Written instruction: Copy out each line in the material below that has the word "this".

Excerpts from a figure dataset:
━━━━

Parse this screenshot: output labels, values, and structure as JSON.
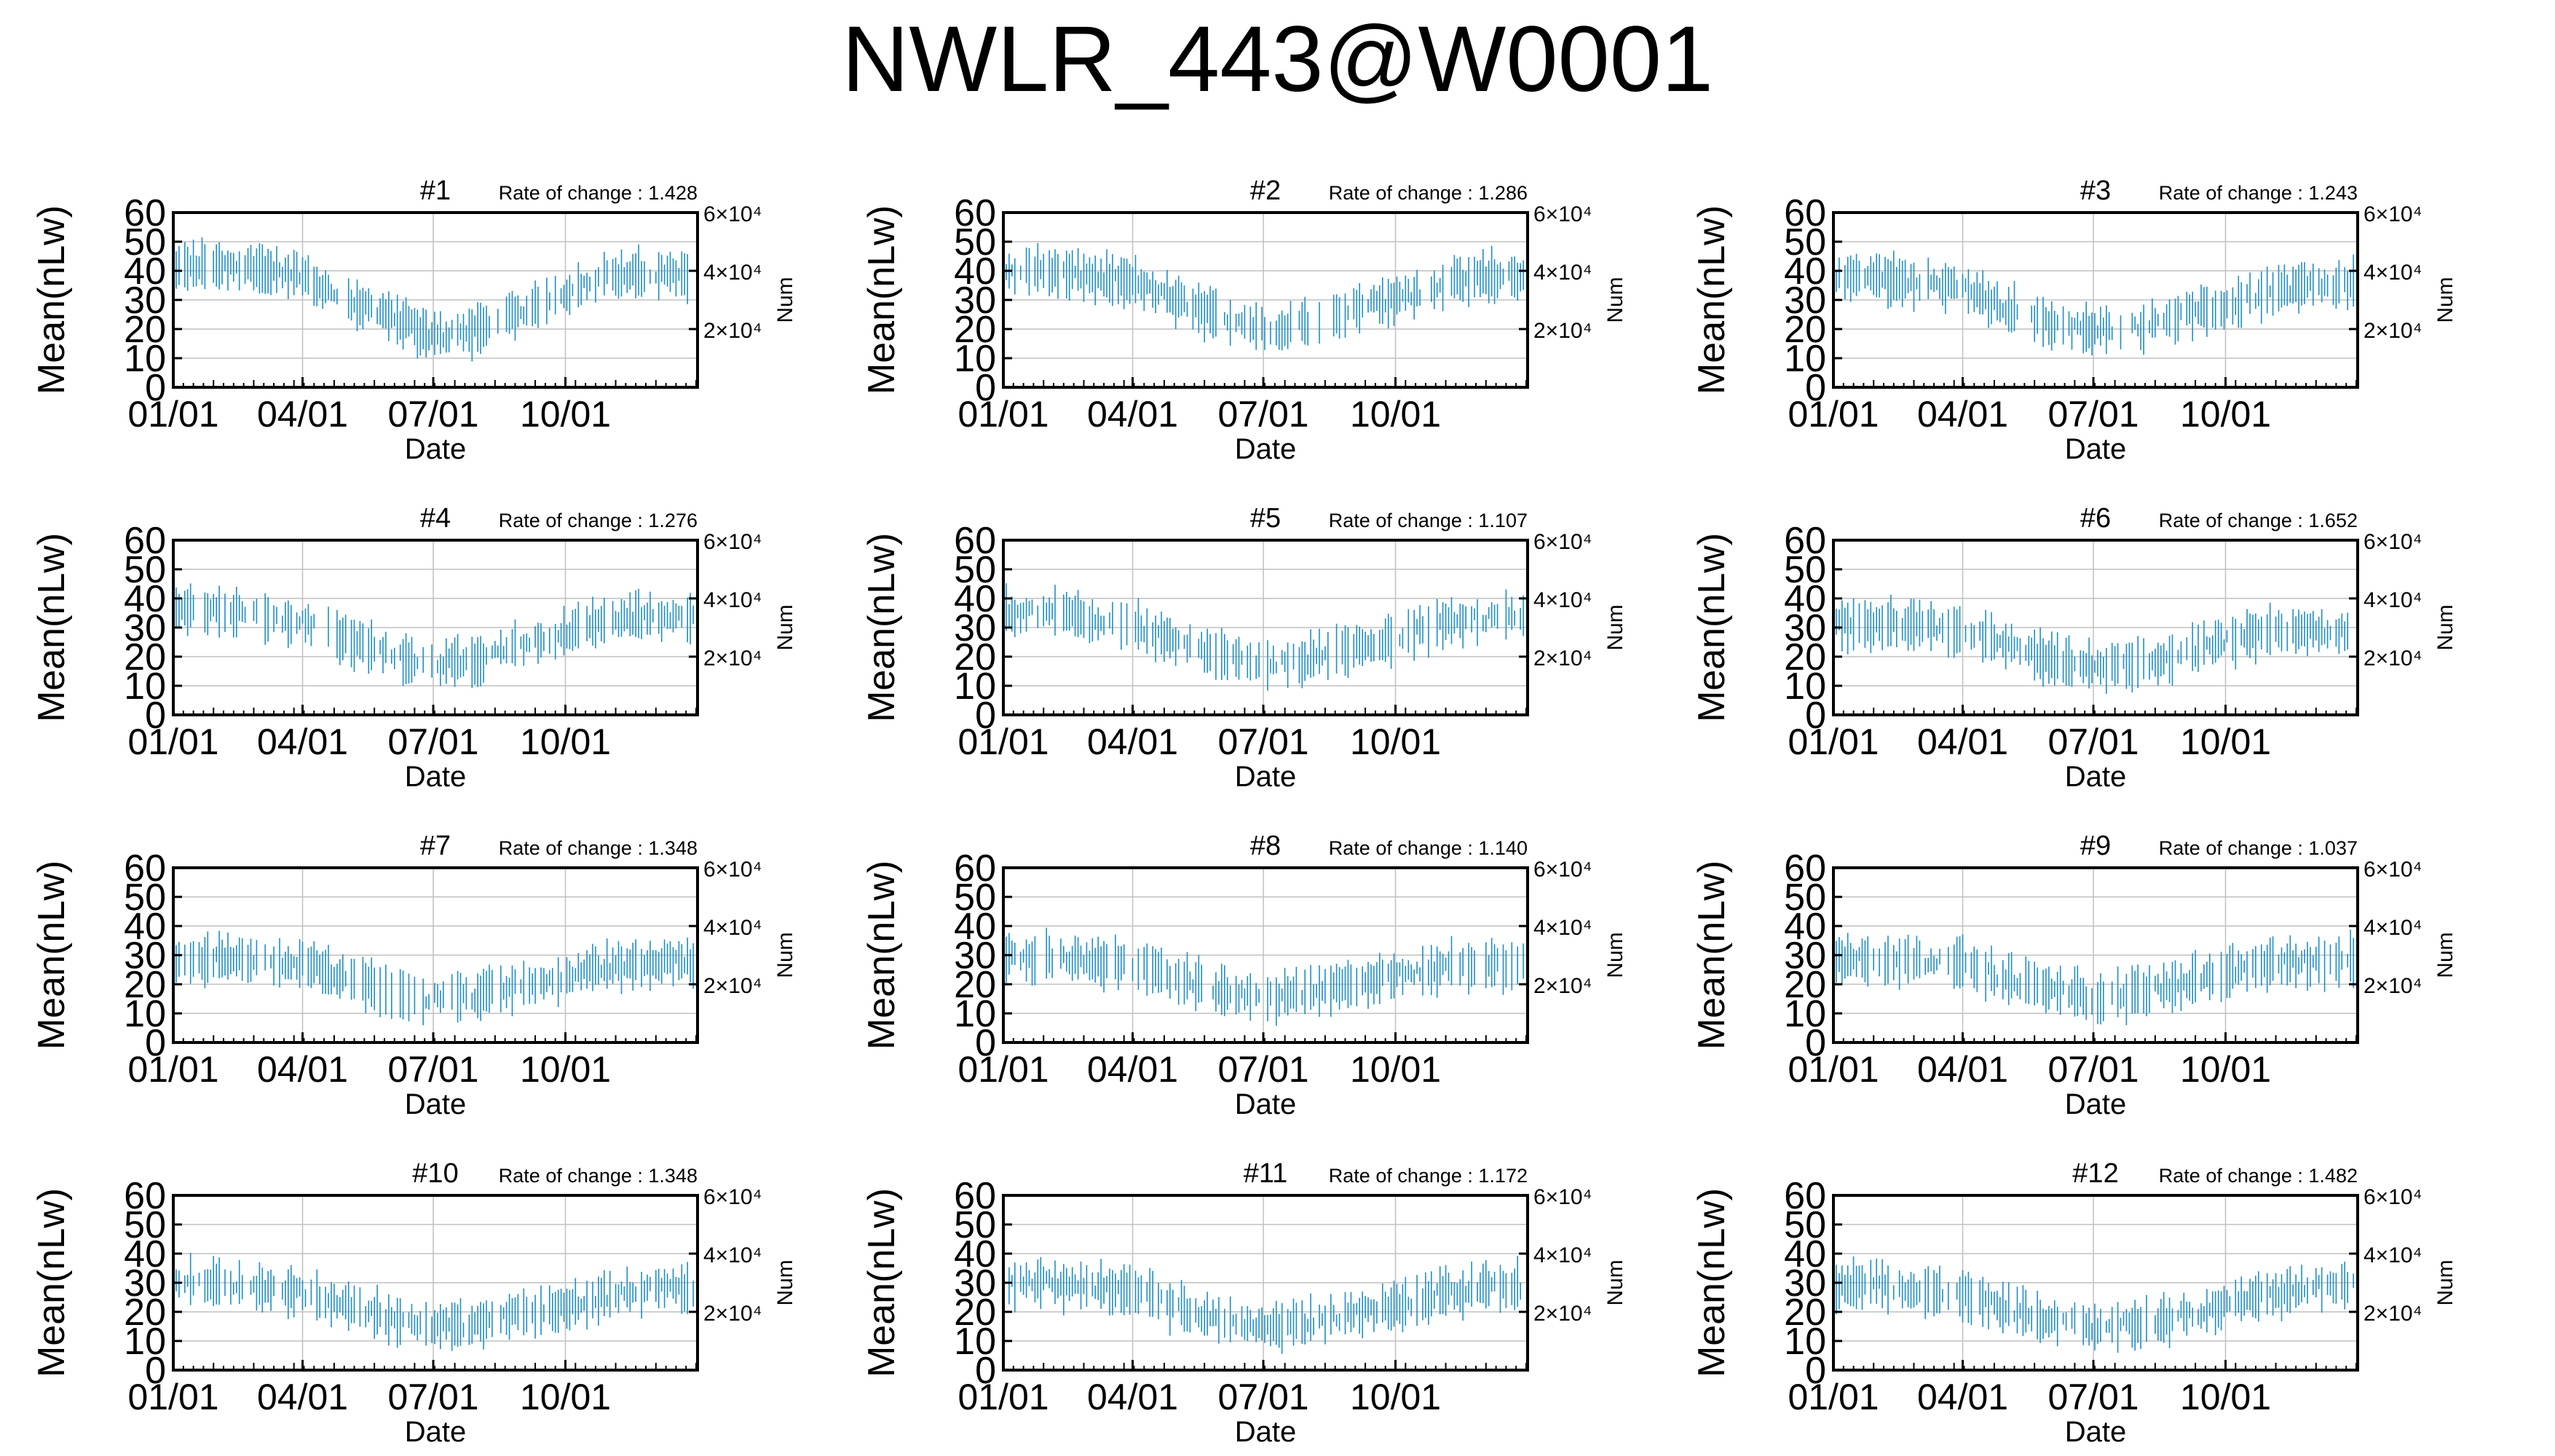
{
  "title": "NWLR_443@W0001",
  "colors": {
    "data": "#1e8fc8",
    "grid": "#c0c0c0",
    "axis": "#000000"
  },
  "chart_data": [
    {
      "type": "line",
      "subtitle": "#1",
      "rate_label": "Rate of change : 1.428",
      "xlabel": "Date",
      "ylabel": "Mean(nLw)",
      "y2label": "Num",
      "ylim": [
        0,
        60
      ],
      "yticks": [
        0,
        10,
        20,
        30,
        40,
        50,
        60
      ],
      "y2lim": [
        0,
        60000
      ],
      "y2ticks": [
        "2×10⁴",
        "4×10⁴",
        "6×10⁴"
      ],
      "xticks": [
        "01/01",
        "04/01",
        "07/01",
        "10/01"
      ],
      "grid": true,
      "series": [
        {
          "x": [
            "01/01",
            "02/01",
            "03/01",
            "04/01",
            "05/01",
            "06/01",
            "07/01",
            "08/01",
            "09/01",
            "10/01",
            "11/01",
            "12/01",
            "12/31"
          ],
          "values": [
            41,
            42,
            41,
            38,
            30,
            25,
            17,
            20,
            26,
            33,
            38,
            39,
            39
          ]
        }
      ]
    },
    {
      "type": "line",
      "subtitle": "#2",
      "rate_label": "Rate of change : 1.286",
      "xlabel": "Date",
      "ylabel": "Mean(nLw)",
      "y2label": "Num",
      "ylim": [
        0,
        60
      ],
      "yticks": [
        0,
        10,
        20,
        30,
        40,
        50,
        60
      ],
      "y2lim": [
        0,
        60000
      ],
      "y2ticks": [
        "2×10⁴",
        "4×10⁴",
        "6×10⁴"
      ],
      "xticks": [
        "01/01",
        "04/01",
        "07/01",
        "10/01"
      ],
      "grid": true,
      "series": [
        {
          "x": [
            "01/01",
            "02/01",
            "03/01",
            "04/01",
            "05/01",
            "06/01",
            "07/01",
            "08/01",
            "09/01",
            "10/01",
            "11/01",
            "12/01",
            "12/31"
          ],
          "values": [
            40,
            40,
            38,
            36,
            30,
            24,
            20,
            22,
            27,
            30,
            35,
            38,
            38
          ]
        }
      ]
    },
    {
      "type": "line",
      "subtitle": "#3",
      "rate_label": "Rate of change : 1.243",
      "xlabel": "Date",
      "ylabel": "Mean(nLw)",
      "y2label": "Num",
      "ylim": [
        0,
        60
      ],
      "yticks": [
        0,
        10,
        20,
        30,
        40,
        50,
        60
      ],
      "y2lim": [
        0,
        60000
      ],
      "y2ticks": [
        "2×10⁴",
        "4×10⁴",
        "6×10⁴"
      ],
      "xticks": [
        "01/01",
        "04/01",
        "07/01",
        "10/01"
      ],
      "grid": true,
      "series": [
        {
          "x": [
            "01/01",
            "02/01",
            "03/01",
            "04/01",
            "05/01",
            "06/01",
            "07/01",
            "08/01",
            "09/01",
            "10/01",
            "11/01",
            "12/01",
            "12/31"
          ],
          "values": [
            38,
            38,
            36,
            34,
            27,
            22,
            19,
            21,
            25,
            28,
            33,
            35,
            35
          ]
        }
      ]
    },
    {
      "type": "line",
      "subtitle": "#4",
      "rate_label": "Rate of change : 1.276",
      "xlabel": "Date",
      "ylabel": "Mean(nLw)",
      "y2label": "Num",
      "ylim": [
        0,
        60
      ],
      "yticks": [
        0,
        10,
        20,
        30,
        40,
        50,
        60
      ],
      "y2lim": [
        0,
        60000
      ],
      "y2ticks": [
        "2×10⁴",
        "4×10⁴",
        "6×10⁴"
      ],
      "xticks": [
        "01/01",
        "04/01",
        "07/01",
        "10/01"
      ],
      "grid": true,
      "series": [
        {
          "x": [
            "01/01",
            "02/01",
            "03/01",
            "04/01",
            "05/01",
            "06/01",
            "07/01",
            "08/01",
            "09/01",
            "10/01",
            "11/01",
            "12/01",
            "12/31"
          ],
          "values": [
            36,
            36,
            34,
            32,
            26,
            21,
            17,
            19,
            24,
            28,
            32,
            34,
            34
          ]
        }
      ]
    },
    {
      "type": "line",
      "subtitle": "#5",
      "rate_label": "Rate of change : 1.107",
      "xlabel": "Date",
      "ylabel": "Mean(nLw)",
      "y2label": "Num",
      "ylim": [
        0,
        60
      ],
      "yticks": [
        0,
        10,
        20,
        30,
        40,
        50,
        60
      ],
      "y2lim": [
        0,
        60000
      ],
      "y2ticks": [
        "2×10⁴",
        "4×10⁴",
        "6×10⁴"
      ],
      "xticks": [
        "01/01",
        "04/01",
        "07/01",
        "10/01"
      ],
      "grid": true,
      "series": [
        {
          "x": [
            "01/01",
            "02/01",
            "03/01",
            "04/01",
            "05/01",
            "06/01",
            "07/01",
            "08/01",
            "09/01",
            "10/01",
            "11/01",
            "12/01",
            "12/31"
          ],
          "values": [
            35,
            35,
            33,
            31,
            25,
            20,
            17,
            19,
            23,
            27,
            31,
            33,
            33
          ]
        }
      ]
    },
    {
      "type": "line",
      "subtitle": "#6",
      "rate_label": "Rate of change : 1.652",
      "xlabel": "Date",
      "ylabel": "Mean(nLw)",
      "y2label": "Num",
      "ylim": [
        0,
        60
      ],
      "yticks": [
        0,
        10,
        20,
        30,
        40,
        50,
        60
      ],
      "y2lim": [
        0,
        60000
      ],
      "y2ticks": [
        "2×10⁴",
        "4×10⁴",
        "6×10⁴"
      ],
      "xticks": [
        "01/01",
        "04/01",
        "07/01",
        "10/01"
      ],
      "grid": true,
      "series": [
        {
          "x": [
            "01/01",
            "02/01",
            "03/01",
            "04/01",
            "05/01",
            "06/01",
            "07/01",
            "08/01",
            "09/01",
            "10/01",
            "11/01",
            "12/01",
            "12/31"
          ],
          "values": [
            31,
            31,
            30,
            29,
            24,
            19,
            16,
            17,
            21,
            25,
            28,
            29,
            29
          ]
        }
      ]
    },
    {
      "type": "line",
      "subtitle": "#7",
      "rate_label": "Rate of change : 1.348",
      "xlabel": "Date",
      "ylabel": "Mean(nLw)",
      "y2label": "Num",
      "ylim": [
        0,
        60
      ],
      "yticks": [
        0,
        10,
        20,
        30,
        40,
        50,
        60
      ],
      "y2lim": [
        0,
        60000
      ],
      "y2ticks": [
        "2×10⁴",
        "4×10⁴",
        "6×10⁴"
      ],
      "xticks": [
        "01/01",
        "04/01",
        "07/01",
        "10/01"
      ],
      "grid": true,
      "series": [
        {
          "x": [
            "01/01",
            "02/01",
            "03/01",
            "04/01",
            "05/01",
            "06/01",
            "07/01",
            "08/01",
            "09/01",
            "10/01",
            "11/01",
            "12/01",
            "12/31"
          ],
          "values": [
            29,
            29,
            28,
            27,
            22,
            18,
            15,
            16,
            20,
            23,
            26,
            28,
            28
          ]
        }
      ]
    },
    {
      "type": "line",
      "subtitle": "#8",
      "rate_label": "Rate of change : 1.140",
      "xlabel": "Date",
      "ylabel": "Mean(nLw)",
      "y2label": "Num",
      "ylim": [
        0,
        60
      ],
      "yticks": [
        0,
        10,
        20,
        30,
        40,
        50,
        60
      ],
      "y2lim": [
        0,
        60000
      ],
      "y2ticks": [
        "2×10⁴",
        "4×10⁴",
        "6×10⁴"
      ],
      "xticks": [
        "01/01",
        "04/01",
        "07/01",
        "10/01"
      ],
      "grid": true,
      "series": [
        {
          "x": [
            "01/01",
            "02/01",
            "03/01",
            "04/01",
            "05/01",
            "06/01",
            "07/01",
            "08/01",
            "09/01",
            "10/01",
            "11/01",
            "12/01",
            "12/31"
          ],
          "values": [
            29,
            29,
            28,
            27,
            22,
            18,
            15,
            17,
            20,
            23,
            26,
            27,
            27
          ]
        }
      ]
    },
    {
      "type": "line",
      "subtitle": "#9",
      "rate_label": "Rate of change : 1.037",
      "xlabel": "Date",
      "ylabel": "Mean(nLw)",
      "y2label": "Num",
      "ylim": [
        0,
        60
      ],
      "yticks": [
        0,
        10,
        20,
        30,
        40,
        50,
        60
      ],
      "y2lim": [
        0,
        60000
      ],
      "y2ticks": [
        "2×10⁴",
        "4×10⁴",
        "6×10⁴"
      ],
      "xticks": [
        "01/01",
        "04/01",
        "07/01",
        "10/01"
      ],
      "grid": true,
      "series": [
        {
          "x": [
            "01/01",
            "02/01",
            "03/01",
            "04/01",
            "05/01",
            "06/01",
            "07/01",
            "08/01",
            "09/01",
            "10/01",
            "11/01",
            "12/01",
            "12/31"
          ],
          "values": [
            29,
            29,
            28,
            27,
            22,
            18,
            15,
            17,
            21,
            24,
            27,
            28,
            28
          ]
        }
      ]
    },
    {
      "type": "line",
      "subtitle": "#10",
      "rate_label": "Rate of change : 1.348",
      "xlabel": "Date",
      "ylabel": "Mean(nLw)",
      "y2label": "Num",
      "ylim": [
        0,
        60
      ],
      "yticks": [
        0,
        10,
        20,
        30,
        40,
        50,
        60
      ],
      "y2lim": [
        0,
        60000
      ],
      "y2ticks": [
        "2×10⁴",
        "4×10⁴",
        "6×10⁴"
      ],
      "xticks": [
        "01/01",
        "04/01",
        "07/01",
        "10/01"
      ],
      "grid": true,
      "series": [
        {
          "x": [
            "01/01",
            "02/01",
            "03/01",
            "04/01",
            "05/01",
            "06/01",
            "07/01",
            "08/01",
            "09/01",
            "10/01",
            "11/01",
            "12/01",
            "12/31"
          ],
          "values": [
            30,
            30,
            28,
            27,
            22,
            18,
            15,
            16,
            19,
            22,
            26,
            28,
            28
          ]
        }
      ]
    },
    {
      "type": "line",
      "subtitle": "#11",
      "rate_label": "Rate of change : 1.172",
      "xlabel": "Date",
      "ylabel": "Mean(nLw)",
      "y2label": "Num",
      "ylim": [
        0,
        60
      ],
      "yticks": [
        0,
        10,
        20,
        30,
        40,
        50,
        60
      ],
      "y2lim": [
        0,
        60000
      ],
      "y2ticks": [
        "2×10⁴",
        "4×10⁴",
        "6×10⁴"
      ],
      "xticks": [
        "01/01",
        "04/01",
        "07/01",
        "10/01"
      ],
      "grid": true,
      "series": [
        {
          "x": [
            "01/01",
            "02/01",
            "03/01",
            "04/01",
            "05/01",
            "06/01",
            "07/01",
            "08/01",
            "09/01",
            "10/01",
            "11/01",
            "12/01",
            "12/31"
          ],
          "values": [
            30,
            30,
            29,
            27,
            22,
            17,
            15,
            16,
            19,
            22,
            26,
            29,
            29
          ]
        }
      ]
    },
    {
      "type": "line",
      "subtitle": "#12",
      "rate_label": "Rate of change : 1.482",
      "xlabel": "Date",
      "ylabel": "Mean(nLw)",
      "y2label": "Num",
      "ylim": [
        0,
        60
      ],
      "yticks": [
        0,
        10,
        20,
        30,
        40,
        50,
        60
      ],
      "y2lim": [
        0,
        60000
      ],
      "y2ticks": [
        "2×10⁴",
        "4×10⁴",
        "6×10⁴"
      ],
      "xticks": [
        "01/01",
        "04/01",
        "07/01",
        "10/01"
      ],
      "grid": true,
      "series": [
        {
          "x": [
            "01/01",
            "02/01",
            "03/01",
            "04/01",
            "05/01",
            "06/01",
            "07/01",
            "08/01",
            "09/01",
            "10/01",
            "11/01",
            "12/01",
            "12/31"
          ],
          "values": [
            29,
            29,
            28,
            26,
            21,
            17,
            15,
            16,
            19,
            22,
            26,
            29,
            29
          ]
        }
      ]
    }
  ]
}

━━━━

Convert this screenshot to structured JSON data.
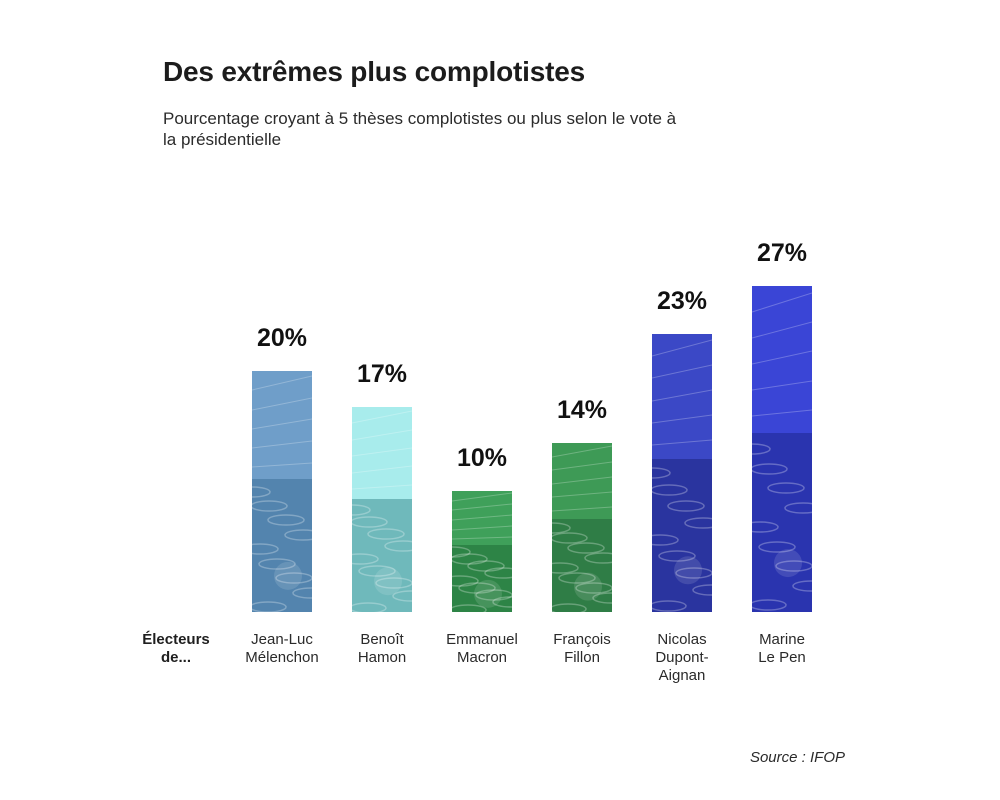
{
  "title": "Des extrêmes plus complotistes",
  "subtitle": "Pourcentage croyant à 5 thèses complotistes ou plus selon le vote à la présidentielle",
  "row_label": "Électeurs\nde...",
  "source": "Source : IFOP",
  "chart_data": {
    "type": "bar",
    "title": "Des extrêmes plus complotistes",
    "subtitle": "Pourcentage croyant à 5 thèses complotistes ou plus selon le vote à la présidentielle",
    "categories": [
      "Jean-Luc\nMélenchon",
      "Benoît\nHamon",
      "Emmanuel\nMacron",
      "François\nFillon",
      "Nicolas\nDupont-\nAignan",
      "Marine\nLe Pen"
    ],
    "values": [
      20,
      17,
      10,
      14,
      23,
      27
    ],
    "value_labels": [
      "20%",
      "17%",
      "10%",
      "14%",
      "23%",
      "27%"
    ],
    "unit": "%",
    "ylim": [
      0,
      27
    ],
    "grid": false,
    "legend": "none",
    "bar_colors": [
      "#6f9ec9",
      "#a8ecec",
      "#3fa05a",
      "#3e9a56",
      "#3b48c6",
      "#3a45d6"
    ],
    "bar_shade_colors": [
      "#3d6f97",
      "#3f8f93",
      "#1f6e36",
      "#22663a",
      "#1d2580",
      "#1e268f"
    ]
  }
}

━━━━

Expected answer:
Parse this screenshot: output labels, values, and structure as JSON.
Convert this screenshot to structured JSON data.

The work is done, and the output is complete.